%%

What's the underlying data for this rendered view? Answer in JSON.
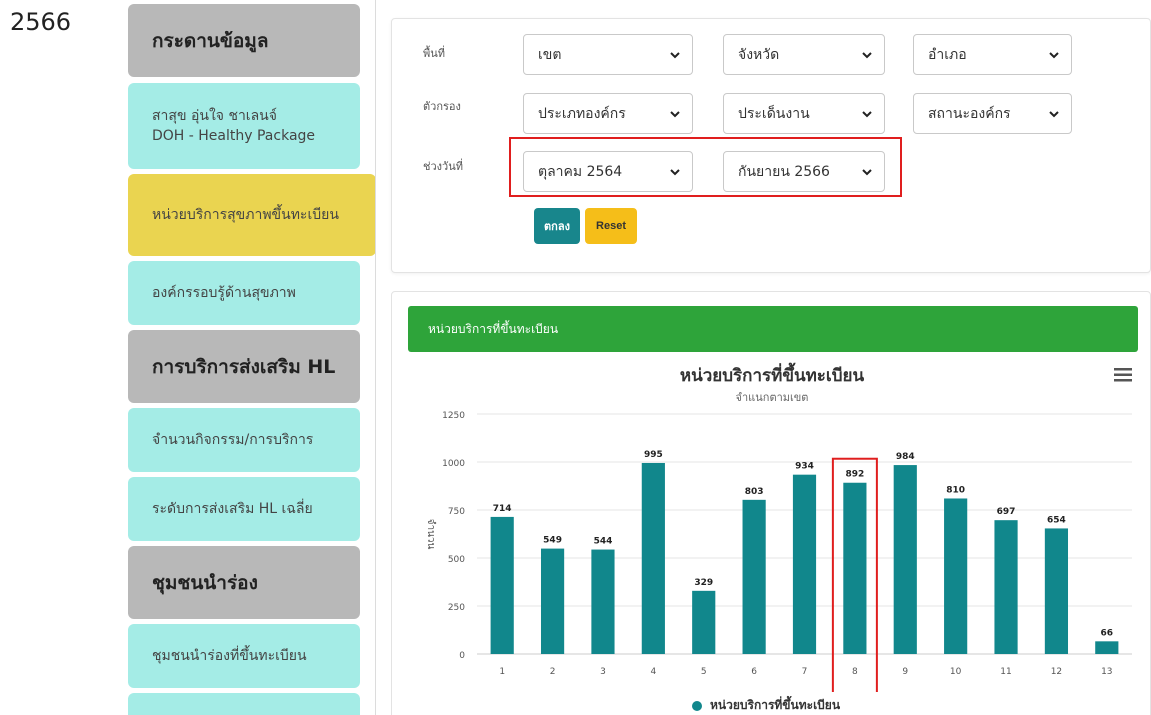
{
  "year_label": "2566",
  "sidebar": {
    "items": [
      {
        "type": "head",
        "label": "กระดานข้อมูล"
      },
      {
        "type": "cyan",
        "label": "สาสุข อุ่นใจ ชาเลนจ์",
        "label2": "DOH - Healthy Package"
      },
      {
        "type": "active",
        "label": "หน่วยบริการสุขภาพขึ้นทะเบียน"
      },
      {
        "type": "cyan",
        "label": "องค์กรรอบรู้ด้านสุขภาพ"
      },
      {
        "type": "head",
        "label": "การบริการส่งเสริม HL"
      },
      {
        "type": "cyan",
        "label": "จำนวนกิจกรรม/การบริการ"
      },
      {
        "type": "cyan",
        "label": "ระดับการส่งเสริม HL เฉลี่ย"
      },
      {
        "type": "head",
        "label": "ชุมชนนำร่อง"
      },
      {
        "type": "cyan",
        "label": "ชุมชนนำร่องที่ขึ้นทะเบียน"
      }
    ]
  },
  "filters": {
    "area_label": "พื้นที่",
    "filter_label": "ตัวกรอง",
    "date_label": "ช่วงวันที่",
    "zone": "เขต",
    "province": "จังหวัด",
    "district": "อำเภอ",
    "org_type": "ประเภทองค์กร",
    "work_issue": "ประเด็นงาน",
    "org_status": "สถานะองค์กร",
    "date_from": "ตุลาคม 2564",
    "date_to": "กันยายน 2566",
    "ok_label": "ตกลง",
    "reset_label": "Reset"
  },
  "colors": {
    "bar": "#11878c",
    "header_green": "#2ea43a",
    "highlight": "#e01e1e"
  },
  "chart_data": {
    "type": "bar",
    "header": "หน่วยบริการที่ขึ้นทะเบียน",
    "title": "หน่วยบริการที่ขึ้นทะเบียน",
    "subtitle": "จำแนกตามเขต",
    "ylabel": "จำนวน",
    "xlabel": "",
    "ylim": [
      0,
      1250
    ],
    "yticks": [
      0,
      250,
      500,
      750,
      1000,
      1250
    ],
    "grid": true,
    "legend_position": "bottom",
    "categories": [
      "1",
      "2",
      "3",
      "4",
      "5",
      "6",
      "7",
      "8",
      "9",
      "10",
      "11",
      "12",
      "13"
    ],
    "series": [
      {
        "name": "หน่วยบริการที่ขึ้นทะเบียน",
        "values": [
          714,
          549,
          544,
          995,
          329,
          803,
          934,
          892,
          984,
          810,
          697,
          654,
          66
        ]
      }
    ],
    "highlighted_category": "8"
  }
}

%%

▸ Written request
Reproduce every line of the material precisely, omitting its pictures.

▸ Response below
What's the underlying data for this rendered view? Answer in JSON.
{
  "year_label": "2566",
  "sidebar": {
    "items": [
      {
        "type": "head",
        "label": "กระดานข้อมูล"
      },
      {
        "type": "cyan",
        "label": "สาสุข อุ่นใจ ชาเลนจ์",
        "label2": "DOH - Healthy Package"
      },
      {
        "type": "active",
        "label": "หน่วยบริการสุขภาพขึ้นทะเบียน"
      },
      {
        "type": "cyan",
        "label": "องค์กรรอบรู้ด้านสุขภาพ"
      },
      {
        "type": "head",
        "label": "การบริการส่งเสริม HL"
      },
      {
        "type": "cyan",
        "label": "จำนวนกิจกรรม/การบริการ"
      },
      {
        "type": "cyan",
        "label": "ระดับการส่งเสริม HL เฉลี่ย"
      },
      {
        "type": "head",
        "label": "ชุมชนนำร่อง"
      },
      {
        "type": "cyan",
        "label": "ชุมชนนำร่องที่ขึ้นทะเบียน"
      }
    ]
  },
  "filters": {
    "area_label": "พื้นที่",
    "filter_label": "ตัวกรอง",
    "date_label": "ช่วงวันที่",
    "zone": "เขต",
    "province": "จังหวัด",
    "district": "อำเภอ",
    "org_type": "ประเภทองค์กร",
    "work_issue": "ประเด็นงาน",
    "org_status": "สถานะองค์กร",
    "date_from": "ตุลาคม 2564",
    "date_to": "กันยายน 2566",
    "ok_label": "ตกลง",
    "reset_label": "Reset"
  },
  "colors": {
    "bar": "#11878c",
    "header_green": "#2ea43a",
    "highlight": "#e01e1e"
  },
  "chart_data": {
    "type": "bar",
    "header": "หน่วยบริการที่ขึ้นทะเบียน",
    "title": "หน่วยบริการที่ขึ้นทะเบียน",
    "subtitle": "จำแนกตามเขต",
    "ylabel": "จำนวน",
    "xlabel": "",
    "ylim": [
      0,
      1250
    ],
    "yticks": [
      0,
      250,
      500,
      750,
      1000,
      1250
    ],
    "grid": true,
    "legend_position": "bottom",
    "categories": [
      "1",
      "2",
      "3",
      "4",
      "5",
      "6",
      "7",
      "8",
      "9",
      "10",
      "11",
      "12",
      "13"
    ],
    "series": [
      {
        "name": "หน่วยบริการที่ขึ้นทะเบียน",
        "values": [
          714,
          549,
          544,
          995,
          329,
          803,
          934,
          892,
          984,
          810,
          697,
          654,
          66
        ]
      }
    ],
    "highlighted_category": "8"
  }
}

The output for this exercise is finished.